→ YOUR INSTRUCTIONS: Restate each line of the listing exactly, without carrying over any pictures.
[begin RECORDS FOR THIS EXERCISE]
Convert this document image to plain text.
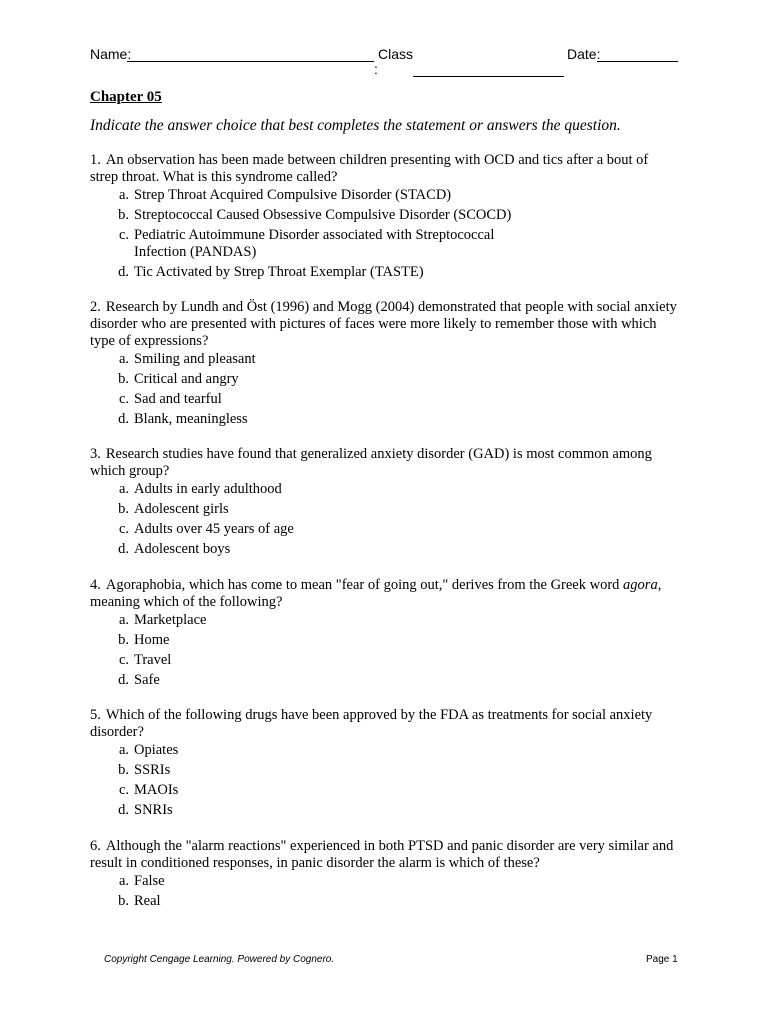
Name:	Class
:
Date:
Chapter 05
Indicate the answer choice that best completes the statement or answers the question.
1. An observation has been made between children presenting with OCD and tics after a bout of strep throat. What is this syndrome called?
a. Strep Throat Acquired Compulsive Disorder (STACD)
b. Streptococcal Caused Obsessive Compulsive Disorder (SCOCD)
c. Pediatric Autoimmune Disorder associated with Streptococcal Infection (PANDAS)
d. Tic Activated by Strep Throat Exemplar (TASTE)
2. Research by Lundh and Öst (1996) and Mogg (2004) demonstrated that people with social anxiety disorder who are presented with pictures of faces were more likely to remember those with which type of expressions?
a. Smiling and pleasant
b. Critical and angry
c. Sad and tearful
d. Blank, meaningless
3. Research studies have found that generalized anxiety disorder (GAD) is most common among which group?
a. Adults in early adulthood
b. Adolescent girls
c. Adults over 45 years of age
d. Adolescent boys
4. Agoraphobia, which has come to mean "fear of going out," derives from the Greek word agora, meaning which of the following?
a. Marketplace
b. Home
c. Travel
d. Safe
5. Which of the following drugs have been approved by the FDA as treatments for social anxiety disorder?
a. Opiates
b. SSRIs
c. MAOIs
d. SNRIs
6. Although the "alarm reactions" experienced in both PTSD and panic disorder are very similar and result in conditioned responses, in panic disorder the alarm is which of these?
a. False
b. Real
Copyright Cengage Learning. Powered by Cognero.	Page 1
[end RECORDS FOR THIS EXERCISE]
→ FULL OUTPUT:
Convert this document image to plain text.
Name:	Class
:
Date:
Chapter 05
Indicate the answer choice that best completes the statement or answers the question.
1. An observation has been made between children presenting with OCD and tics after a bout of strep throat. What is this syndrome called?
a. Strep Throat Acquired Compulsive Disorder (STACD)
b. Streptococcal Caused Obsessive Compulsive Disorder (SCOCD)
c. Pediatric Autoimmune Disorder associated with Streptococcal Infection (PANDAS)
d. Tic Activated by Strep Throat Exemplar (TASTE)
2. Research by Lundh and Öst (1996) and Mogg (2004) demonstrated that people with social anxiety disorder who are presented with pictures of faces were more likely to remember those with which type of expressions?
a. Smiling and pleasant
b. Critical and angry
c. Sad and tearful
d. Blank, meaningless
3. Research studies have found that generalized anxiety disorder (GAD) is most common among which group?
a. Adults in early adulthood
b. Adolescent girls
c. Adults over 45 years of age
d. Adolescent boys
4. Agoraphobia, which has come to mean "fear of going out," derives from the Greek word agora, meaning which of the following?
a. Marketplace
b. Home
c. Travel
d. Safe
5. Which of the following drugs have been approved by the FDA as treatments for social anxiety disorder?
a. Opiates
b. SSRIs
c. MAOIs
d. SNRIs
6. Although the "alarm reactions" experienced in both PTSD and panic disorder are very similar and result in conditioned responses, in panic disorder the alarm is which of these?
a. False
b. Real
Copyright Cengage Learning. Powered by Cognero.	Page 1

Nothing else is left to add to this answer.